▶ **WHAT NEEDS TO BE DONE**: Do any lines in the data below contain "name"? If so, copy every one of them.

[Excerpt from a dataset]
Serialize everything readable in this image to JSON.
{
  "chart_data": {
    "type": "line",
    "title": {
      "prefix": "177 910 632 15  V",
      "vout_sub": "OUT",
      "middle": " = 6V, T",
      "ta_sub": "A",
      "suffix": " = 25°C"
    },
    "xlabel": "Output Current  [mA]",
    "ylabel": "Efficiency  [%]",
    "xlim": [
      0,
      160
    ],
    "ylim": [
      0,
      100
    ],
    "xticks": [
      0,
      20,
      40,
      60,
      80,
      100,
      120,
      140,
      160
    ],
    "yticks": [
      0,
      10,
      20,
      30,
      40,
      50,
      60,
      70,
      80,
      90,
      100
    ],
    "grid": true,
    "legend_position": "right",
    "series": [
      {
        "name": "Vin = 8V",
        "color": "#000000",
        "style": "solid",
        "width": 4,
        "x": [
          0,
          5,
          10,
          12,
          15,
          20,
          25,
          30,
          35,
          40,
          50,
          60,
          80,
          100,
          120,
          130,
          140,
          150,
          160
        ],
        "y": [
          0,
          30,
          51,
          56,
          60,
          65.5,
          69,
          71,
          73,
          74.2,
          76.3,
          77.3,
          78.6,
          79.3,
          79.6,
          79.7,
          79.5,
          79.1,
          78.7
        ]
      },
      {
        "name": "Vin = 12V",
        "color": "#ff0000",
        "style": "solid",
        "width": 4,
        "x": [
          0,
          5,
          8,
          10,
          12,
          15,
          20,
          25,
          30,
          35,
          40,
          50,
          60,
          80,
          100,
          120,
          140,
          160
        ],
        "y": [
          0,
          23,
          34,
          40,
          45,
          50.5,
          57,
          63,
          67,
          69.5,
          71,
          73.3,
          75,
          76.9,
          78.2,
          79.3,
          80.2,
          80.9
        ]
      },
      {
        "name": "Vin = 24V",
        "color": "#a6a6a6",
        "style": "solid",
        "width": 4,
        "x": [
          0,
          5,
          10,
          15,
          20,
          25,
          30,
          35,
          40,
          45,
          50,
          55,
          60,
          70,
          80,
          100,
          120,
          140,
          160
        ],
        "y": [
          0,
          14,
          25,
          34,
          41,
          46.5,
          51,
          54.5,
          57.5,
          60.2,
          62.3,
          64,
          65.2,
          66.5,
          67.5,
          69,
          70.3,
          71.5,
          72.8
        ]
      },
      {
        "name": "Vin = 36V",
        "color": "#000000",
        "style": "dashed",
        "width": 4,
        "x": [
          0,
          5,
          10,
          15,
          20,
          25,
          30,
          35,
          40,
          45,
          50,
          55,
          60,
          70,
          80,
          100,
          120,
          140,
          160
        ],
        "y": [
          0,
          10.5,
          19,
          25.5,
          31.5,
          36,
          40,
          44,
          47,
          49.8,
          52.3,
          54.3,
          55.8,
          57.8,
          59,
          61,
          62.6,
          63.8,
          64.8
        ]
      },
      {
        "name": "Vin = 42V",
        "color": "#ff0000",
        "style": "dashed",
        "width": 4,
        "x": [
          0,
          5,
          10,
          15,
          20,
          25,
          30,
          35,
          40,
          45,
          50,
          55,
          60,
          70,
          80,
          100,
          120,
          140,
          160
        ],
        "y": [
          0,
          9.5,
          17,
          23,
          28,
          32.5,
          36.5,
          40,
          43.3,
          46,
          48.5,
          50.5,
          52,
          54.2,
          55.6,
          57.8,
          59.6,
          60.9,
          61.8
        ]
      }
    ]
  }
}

▶ **RESULT OF THE EXERCISE**:
        "name": "Vin = 8V",
        "name": "Vin = 12V",
        "name": "Vin = 24V",
        "name": "Vin = 36V",
        "name": "Vin = 42V",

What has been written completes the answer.